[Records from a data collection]
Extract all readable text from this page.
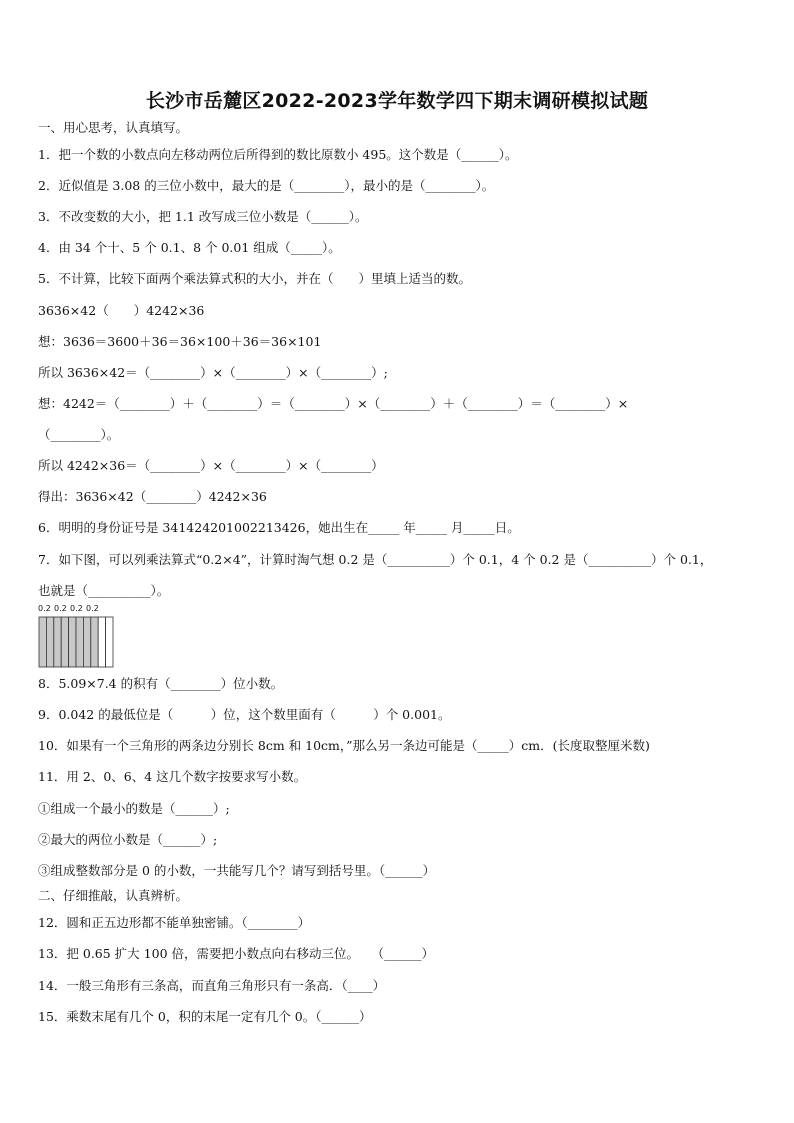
长沙市岳麓区2022-2023学年数学四下期末调研模拟试题
一、用心思考，认真填写。
1．把一个数的小数点向左移动两位后所得到的数比原数小 495。这个数是（______）。
2．近似值是 3.08 的三位小数中，最大的是（________），最小的是（________）。
3．不改变数的大小，把 1.1 改写成三位小数是（______）。
4．由 34 个十、5 个 0.1、8 个 0.01 组成（_____）。
5．不计算，比较下面两个乘法算式积的大小，并在（　　）里填上适当的数。
3636×42（　　）4242×36
想：3636＝3600＋36＝36×100＋36＝36×101
所以 3636×42＝（________）×（________）×（________）;
想：4242＝（________）＋（________）＝（________）×（________）＋（________）＝（________）×
（________）。
所以 4242×36＝（________）×（________）×（________）
得出：3636×42（________）4242×36
6．明明的身份证号是 341424201002213426，她出生在_____ 年_____ 月_____日。
7．如下图，可以列乘法算式“0.2×4”，计算时淘气想 0.2 是（__________）个 0.1，4 个 0.2 是（__________）个 0.1，
也就是（__________）。
0.2 0.2 0.2 0.2
8．5.09×7.4 的积有（________）位小数。
9．0.042 的最低位是（　　　）位，这个数里面有（　　　）个 0.001。
10．如果有一个三角形的两条边分别长 8cm 和 10cm，”那么另一条边可能是（_____）cm．(长度取整厘米数)
11．用 2、0、6、4 这几个数字按要求写小数。
①组成一个最小的数是（______）;
②最大的两位小数是（______）;
③组成整数部分是 0 的小数，一共能写几个？请写到括号里。（______）
二、仔细推敲，认真辨析。
12．圆和正五边形都不能单独密铺。（________）
13．把 0.65 扩大 100 倍，需要把小数点向右移动三位。　　（______）
14．一般三角形有三条高，而直角三角形只有一条高．（____）
15．乘数末尾有几个 0，积的末尾一定有几个 0。（______）
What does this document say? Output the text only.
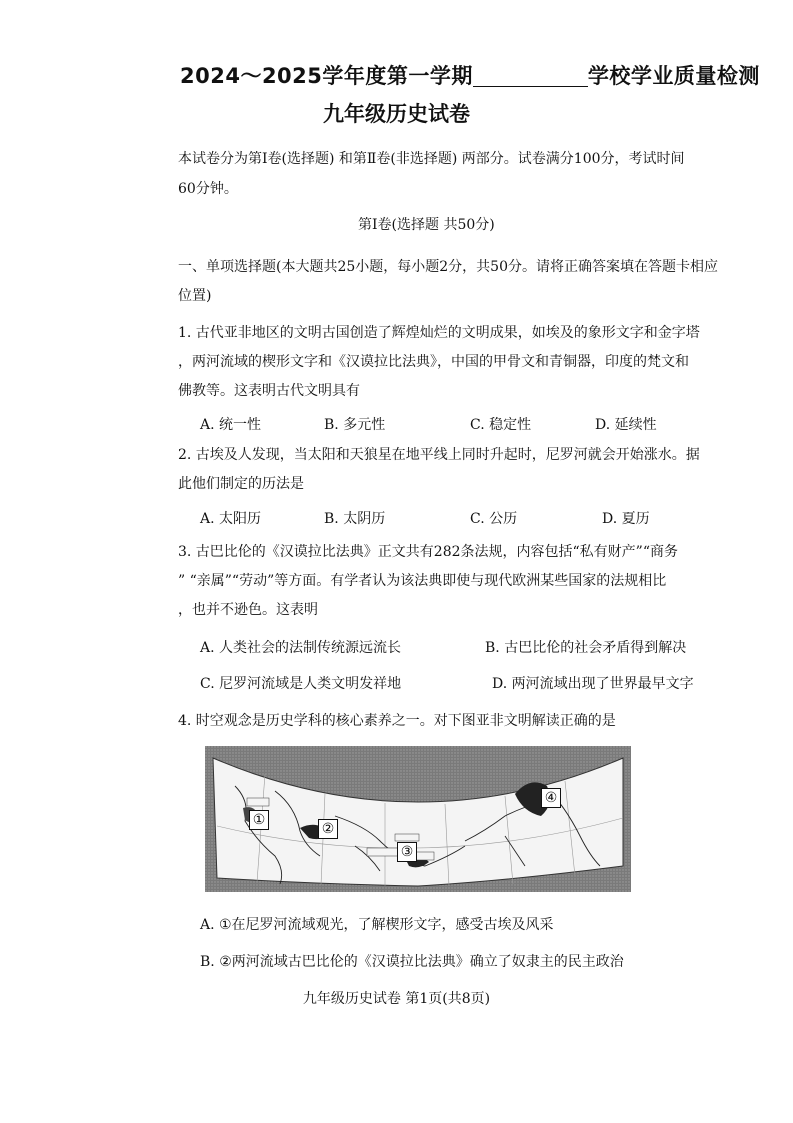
2024～2025学年度第一学期	学校学业质量检测
九年级历史试卷
本试卷分为第Ⅰ卷(选择题) 和第Ⅱ卷(非选择题) 两部分。试卷满分100分，考试时间
60分钟。
第Ⅰ卷(选择题 共50分)
一、单项选择题(本大题共25小题，每小题2分，共50分。请将正确答案填在答题卡相应
位置)
1. 古代亚非地区的文明古国创造了辉煌灿烂的文明成果，如埃及的象形文字和金字塔
，两河流域的楔形文字和《汉谟拉比法典》，中国的甲骨文和青铜器，印度的梵文和
佛教等。这表明古代文明具有
A. 统一性	B. 多元性	C. 稳定性	D. 延续性
2. 古埃及人发现，当太阳和天狼星在地平线上同时升起时，尼罗河就会开始涨水。据
此他们制定的历法是
A. 太阳历	B. 太阴历	C. 公历	D. 夏历
3. 古巴比伦的《汉谟拉比法典》正文共有282条法规，内容包括“私有财产”“商务
” “亲属”“劳动”等方面。有学者认为该法典即使与现代欧洲某些国家的法规相比
，也并不逊色。这表明
A. 人类社会的法制传统源远流长	B. 古巴比伦的社会矛盾得到解决
C. 尼罗河流域是人类文明发祥地	D. 两河流域出现了世界最早文字
4. 时空观念是历史学科的核心素养之一。对下图亚非文明解读正确的是
①
②
③
④
A. ①在尼罗河流域观光，了解楔形文字，感受古埃及风采
B. ②两河流域古巴比伦的《汉谟拉比法典》确立了奴隶主的民主政治
九年级历史试卷 第1页(共8页)
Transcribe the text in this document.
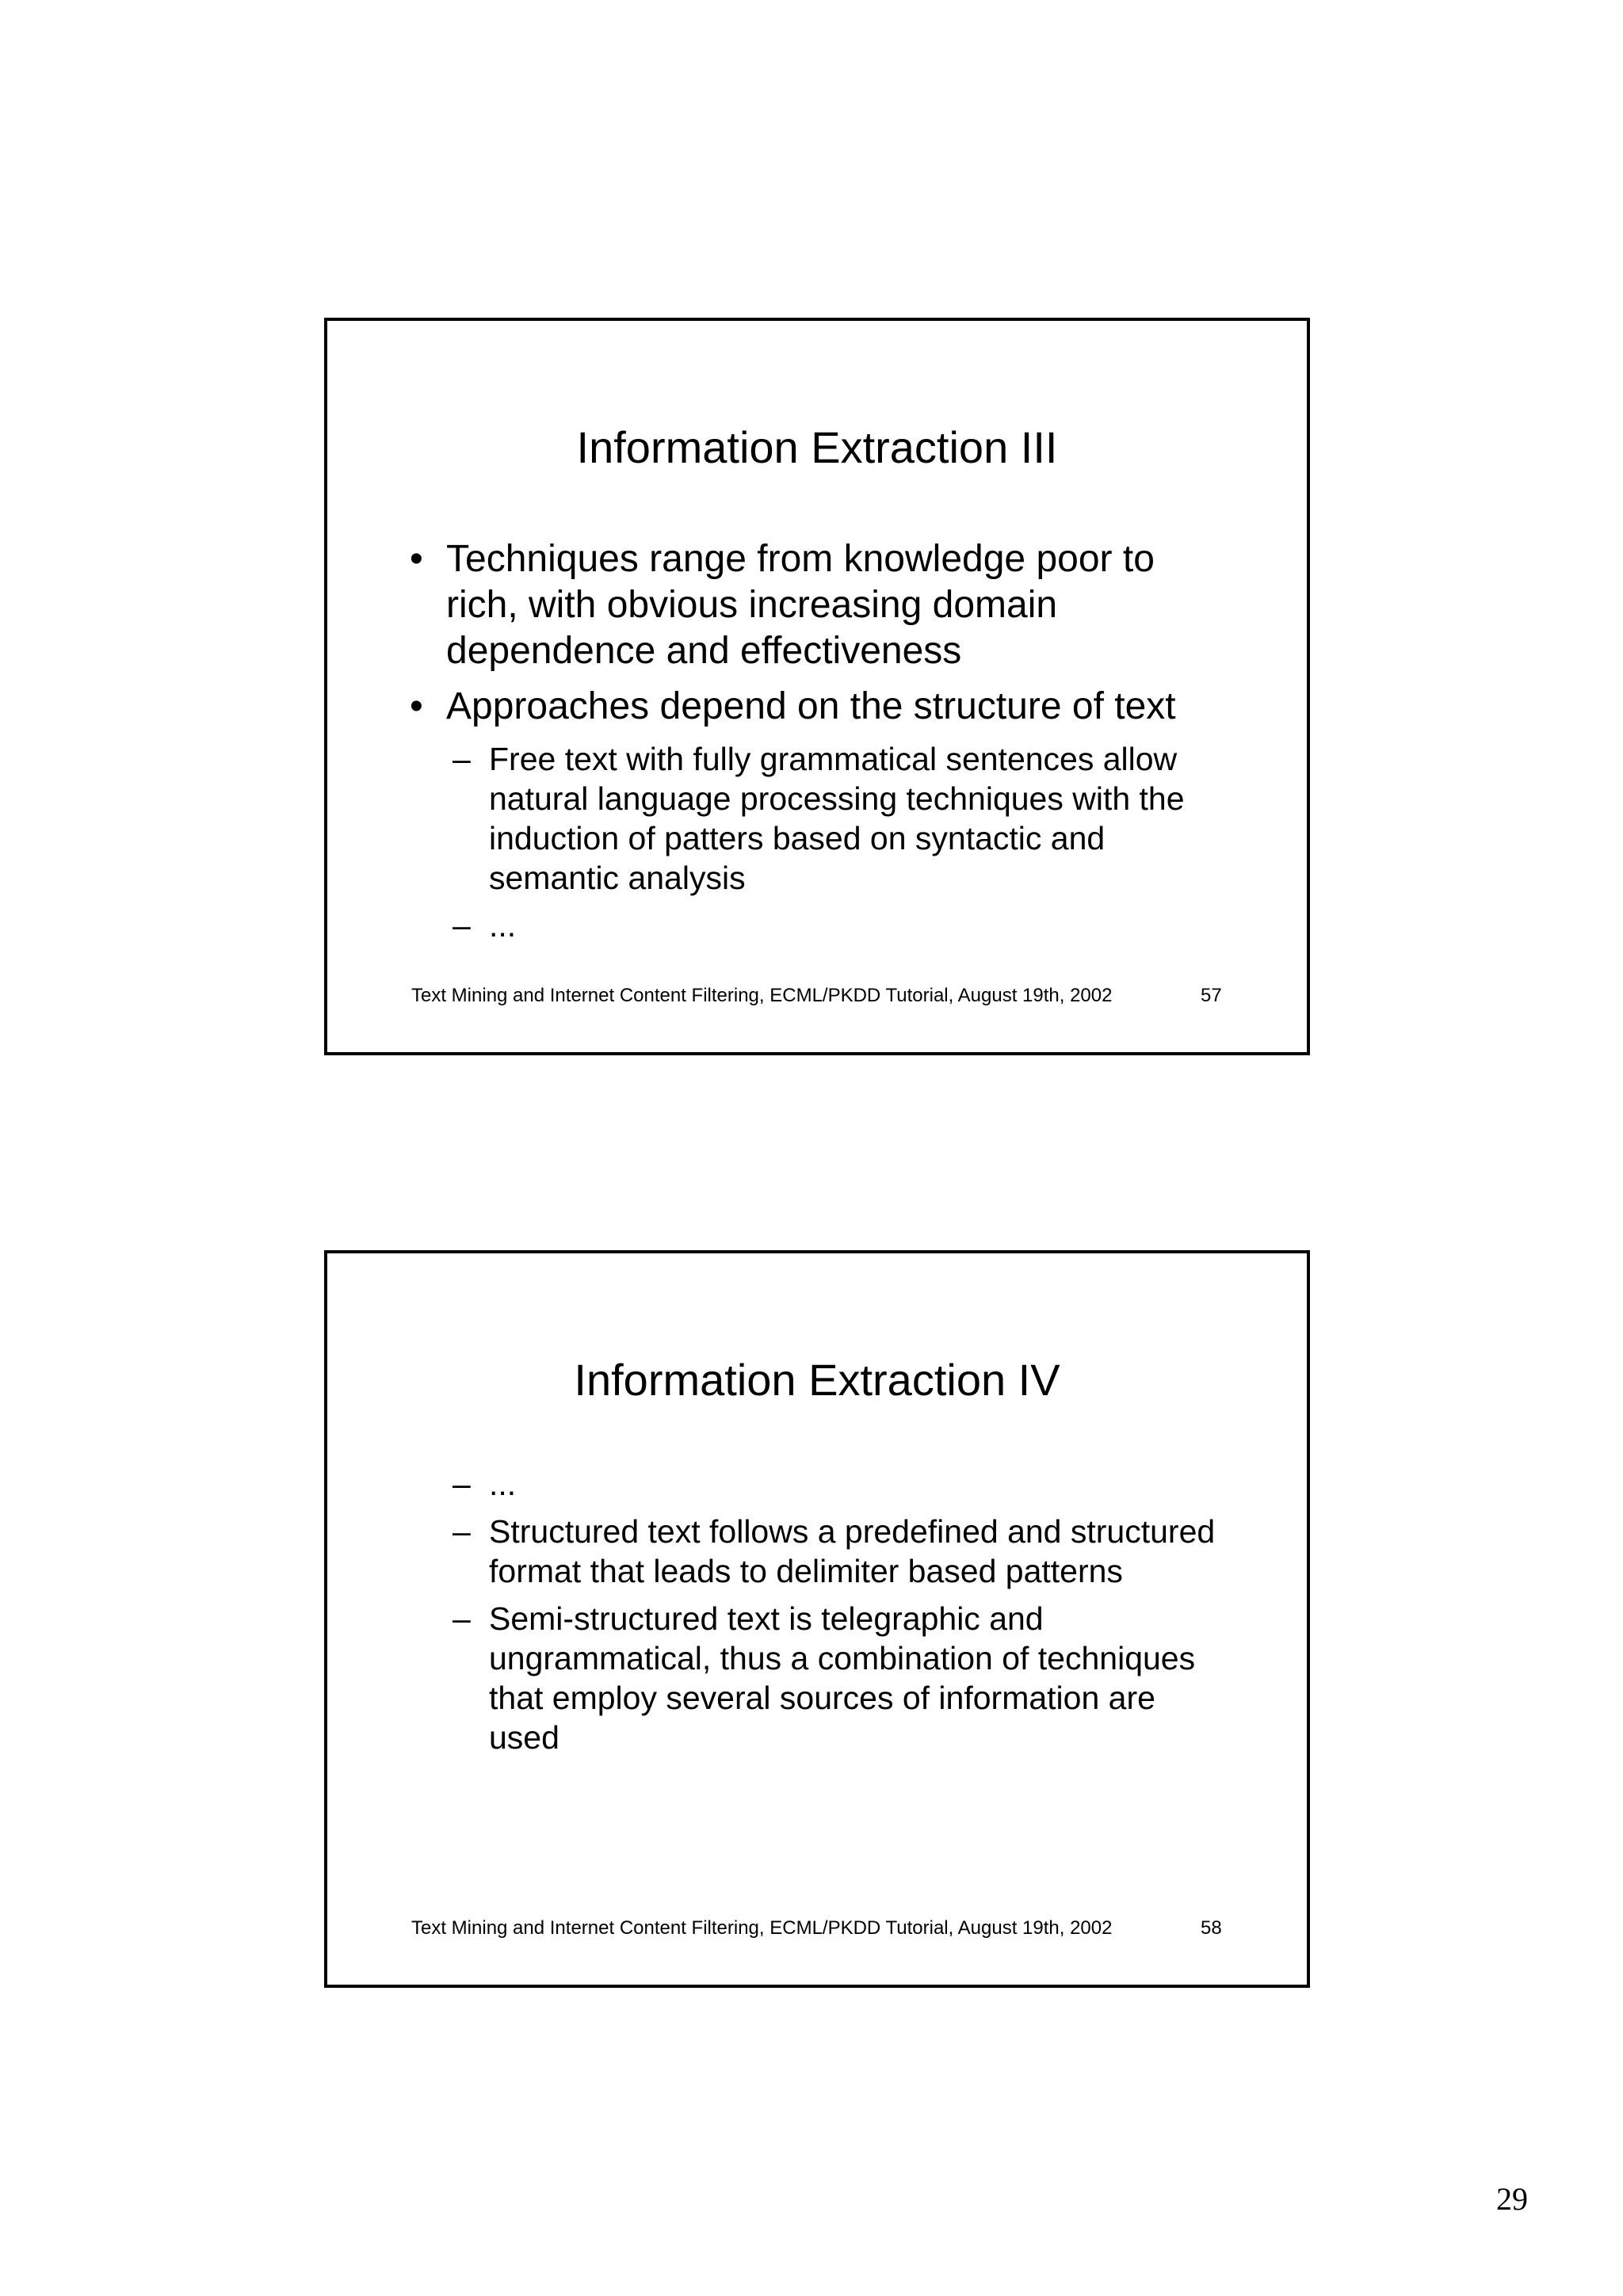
Information Extraction III
• Techniques range from knowledge poor to rich, with obvious increasing domain dependence and effectiveness
• Approaches depend on the structure of text
– Free text with fully grammatical sentences allow natural language processing techniques with the induction of patters based on syntactic and semantic analysis
– ...
Text Mining and Internet Content Filtering, ECML/PKDD Tutorial, August 19th, 2002	57
Information Extraction IV
– ...
– Structured text follows a predefined and structured format that leads to delimiter based patterns
– Semi-structured text is telegraphic and ungrammatical, thus a combination of techniques that employ several sources of information are used
Text Mining and Internet Content Filtering, ECML/PKDD Tutorial, August 19th, 2002	58
29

- _Task directions_
Give back, word for word, every line from the one holding "Transcribe the text in this document." through the last line of the listing. Pictures are excluded.

- _Task solution_
Transcribe the text in this document.
Information Extraction III
• Techniques range from knowledge poor to rich, with obvious increasing domain dependence and effectiveness
• Approaches depend on the structure of text
– Free text with fully grammatical sentences allow natural language processing techniques with the induction of patters based on syntactic and semantic analysis
– ...
Text Mining and Internet Content Filtering, ECML/PKDD Tutorial, August 19th, 2002	57
Information Extraction IV
– ...
– Structured text follows a predefined and structured format that leads to delimiter based patterns
– Semi-structured text is telegraphic and ungrammatical, thus a combination of techniques that employ several sources of information are used
Text Mining and Internet Content Filtering, ECML/PKDD Tutorial, August 19th, 2002	58
29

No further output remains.